** BEGIN INPUT MATERIAL **

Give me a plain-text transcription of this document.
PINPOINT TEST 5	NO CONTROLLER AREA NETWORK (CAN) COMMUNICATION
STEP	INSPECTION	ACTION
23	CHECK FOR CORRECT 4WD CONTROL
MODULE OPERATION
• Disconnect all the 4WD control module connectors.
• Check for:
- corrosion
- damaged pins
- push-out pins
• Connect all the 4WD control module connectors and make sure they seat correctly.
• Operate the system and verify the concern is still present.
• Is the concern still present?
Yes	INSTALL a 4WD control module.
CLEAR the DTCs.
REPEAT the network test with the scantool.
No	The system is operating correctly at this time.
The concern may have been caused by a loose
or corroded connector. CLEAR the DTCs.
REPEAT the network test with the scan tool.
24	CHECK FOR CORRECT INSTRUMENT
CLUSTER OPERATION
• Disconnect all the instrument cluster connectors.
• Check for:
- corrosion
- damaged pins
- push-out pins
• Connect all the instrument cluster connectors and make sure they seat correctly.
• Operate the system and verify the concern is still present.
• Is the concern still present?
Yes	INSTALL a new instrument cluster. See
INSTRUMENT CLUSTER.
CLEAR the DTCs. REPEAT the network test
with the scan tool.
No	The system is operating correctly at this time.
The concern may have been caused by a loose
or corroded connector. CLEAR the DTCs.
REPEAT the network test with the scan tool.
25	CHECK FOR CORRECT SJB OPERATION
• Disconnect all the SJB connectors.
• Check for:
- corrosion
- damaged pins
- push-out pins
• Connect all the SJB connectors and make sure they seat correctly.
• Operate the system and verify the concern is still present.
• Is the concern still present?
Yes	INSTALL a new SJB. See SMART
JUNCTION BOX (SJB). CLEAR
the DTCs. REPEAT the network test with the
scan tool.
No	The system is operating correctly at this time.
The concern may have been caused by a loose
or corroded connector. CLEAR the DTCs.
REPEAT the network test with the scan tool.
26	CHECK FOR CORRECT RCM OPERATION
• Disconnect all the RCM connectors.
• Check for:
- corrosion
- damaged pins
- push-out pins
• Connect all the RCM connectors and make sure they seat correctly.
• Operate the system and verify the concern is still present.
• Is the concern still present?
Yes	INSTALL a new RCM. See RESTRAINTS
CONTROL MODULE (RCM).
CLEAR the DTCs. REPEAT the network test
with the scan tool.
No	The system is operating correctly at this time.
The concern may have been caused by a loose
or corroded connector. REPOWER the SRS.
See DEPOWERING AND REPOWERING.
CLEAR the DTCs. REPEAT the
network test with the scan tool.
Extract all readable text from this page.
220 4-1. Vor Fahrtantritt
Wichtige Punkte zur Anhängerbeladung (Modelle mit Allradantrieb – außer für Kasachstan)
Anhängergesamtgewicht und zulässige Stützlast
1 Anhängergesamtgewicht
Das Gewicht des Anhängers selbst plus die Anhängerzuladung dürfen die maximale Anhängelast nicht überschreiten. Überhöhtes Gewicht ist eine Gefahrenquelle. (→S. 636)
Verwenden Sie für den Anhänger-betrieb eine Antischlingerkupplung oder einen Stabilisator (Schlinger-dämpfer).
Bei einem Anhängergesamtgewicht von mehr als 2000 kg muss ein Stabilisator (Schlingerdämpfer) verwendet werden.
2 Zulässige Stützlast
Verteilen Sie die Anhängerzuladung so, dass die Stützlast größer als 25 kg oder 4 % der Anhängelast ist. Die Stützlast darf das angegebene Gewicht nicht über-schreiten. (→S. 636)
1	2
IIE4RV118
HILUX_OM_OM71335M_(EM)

** END INPUT MATERIAL **

## YOUR TASK
Extract every record and return it verbatim.

## ANSWER BELOW
Give me a plain-text transcription of this document.
PINPOINT TEST 5	NO CONTROLLER AREA NETWORK (CAN) COMMUNICATION
STEP	INSPECTION	ACTION
23	CHECK FOR CORRECT 4WD CONTROL
MODULE OPERATION
• Disconnect all the 4WD control module connectors.
• Check for:
- corrosion
- damaged pins
- push-out pins
• Connect all the 4WD control module connectors and make sure they seat correctly.
• Operate the system and verify the concern is still present.
• Is the concern still present?
Yes	INSTALL a 4WD control module.
CLEAR the DTCs.
REPEAT the network test with the scantool.
No	The system is operating correctly at this time.
The concern may have been caused by a loose
or corroded connector. CLEAR the DTCs.
REPEAT the network test with the scan tool.
24	CHECK FOR CORRECT INSTRUMENT
CLUSTER OPERATION
• Disconnect all the instrument cluster connectors.
• Check for:
- corrosion
- damaged pins
- push-out pins
• Connect all the instrument cluster connectors and make sure they seat correctly.
• Operate the system and verify the concern is still present.
• Is the concern still present?
Yes	INSTALL a new instrument cluster. See
INSTRUMENT CLUSTER.
CLEAR the DTCs. REPEAT the network test
with the scan tool.
No	The system is operating correctly at this time.
The concern may have been caused by a loose
or corroded connector. CLEAR the DTCs.
REPEAT the network test with the scan tool.
25	CHECK FOR CORRECT SJB OPERATION
• Disconnect all the SJB connectors.
• Check for:
- corrosion
- damaged pins
- push-out pins
• Connect all the SJB connectors and make sure they seat correctly.
• Operate the system and verify the concern is still present.
• Is the concern still present?
Yes	INSTALL a new SJB. See SMART
JUNCTION BOX (SJB). CLEAR
the DTCs. REPEAT the network test with the
scan tool.
No	The system is operating correctly at this time.
The concern may have been caused by a loose
or corroded connector. CLEAR the DTCs.
REPEAT the network test with the scan tool.
26	CHECK FOR CORRECT RCM OPERATION
• Disconnect all the RCM connectors.
• Check for:
- corrosion
- damaged pins
- push-out pins
• Connect all the RCM connectors and make sure they seat correctly.
• Operate the system and verify the concern is still present.
• Is the concern still present?
Yes	INSTALL a new RCM. See RESTRAINTS
CONTROL MODULE (RCM).
CLEAR the DTCs. REPEAT the network test
with the scan tool.
No	The system is operating correctly at this time.
The concern may have been caused by a loose
or corroded connector. REPOWER the SRS.
See DEPOWERING AND REPOWERING.
CLEAR the DTCs. REPEAT the
network test with the scan tool.
Extract all readable text from this page.
220 4-1. Vor Fahrtantritt
Wichtige Punkte zur Anhängerbeladung (Modelle mit Allradantrieb – außer für Kasachstan)
Anhängergesamtgewicht und zulässige Stützlast
1 Anhängergesamtgewicht
Das Gewicht des Anhängers selbst plus die Anhängerzuladung dürfen die maximale Anhängelast nicht überschreiten. Überhöhtes Gewicht ist eine Gefahrenquelle. (→S. 636)
Verwenden Sie für den Anhänger-betrieb eine Antischlingerkupplung oder einen Stabilisator (Schlinger-dämpfer).
Bei einem Anhängergesamtgewicht von mehr als 2000 kg muss ein Stabilisator (Schlingerdämpfer) verwendet werden.
2 Zulässige Stützlast
Verteilen Sie die Anhängerzuladung so, dass die Stützlast größer als 25 kg oder 4 % der Anhängelast ist. Die Stützlast darf das angegebene Gewicht nicht über-schreiten. (→S. 636)
1	2
IIE4RV118
HILUX_OM_OM71335M_(EM)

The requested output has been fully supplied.